[Collected data]
--------------------------------
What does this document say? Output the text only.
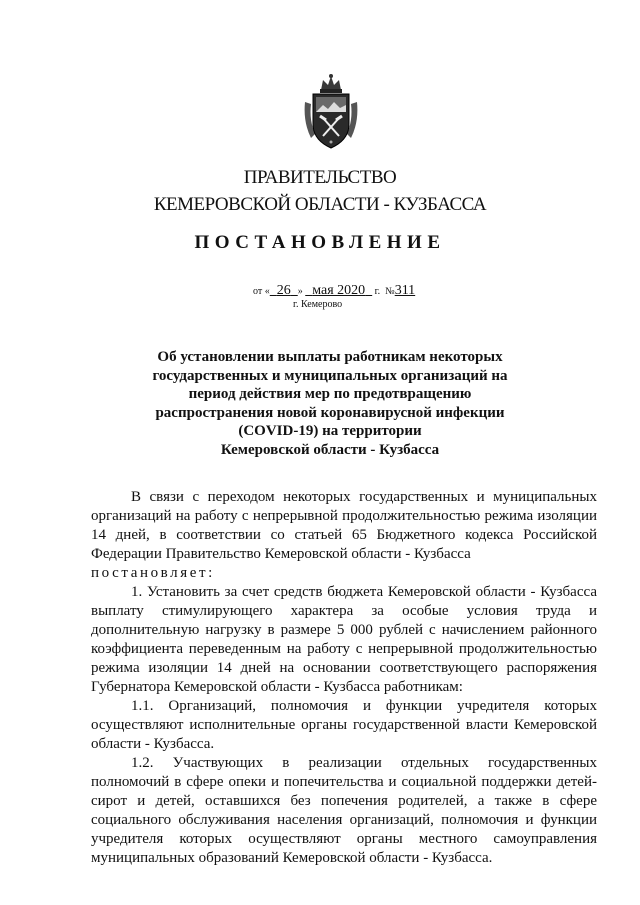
ПРАВИТЕЛЬСТВО
КЕМЕРОВСКОЙ ОБЛАСТИ - КУЗБАССА
ПОСТАНОВЛЕНИЕ
от « 26 » мая 2020 г. №311
г. Кемерово
Об установлении выплаты работникам некоторых
государственных и муниципальных организаций на
период действия мер по предотвращению
распространения новой коронавирусной инфекции
(COVID-19) на территории
Кемеровской области - Кузбасса

В связи с переходом некоторых государственных и муниципальных организаций на работу с непрерывной продолжительностью режима изоляции 14 дней, в соответствии со статьей 65 Бюджетного кодекса Российской Федерации Правительство Кемеровской области - Кузбасса

постановляет:

1. Установить за счет средств бюджета Кемеровской области - Кузбасса выплату стимулирующего характера за особые условия труда и дополнительную нагрузку в размере 5 000 рублей с начислением районного коэффициента переведенным на работу с непрерывной продолжительностью режима изоляции 14 дней на основании соответствующего распоряжения Губернатора Кемеровской области - Кузбасса работникам:

1.1. Организаций, полномочия и функции учредителя которых осуществляют исполнительные органы государственной власти Кемеровской области - Кузбасса.

1.2. Участвующих в реализации отдельных государственных полномочий в сфере опеки и попечительства и социальной поддержки детей-сирот и детей, оставшихся без попечения родителей, а также в сфере социального обслуживания населения организаций, полномочия и функции учредителя которых осуществляют органы местного самоуправления муниципальных образований Кемеровской области - Кузбасса.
--------------------------------
Locate each line containing the string "некоторых" and show it.

§ **TASK RESPONSE**:
Об установлении выплаты работникам некоторых
В связи с переходом некоторых государственных и муниципальных организаций на работу с непрерывной продолжительностью режима изоляции 14 дней, в соответствии со статьей 65 Бюджетного кодекса Российской Федерации Правительство Кемеровской области - Кузбасса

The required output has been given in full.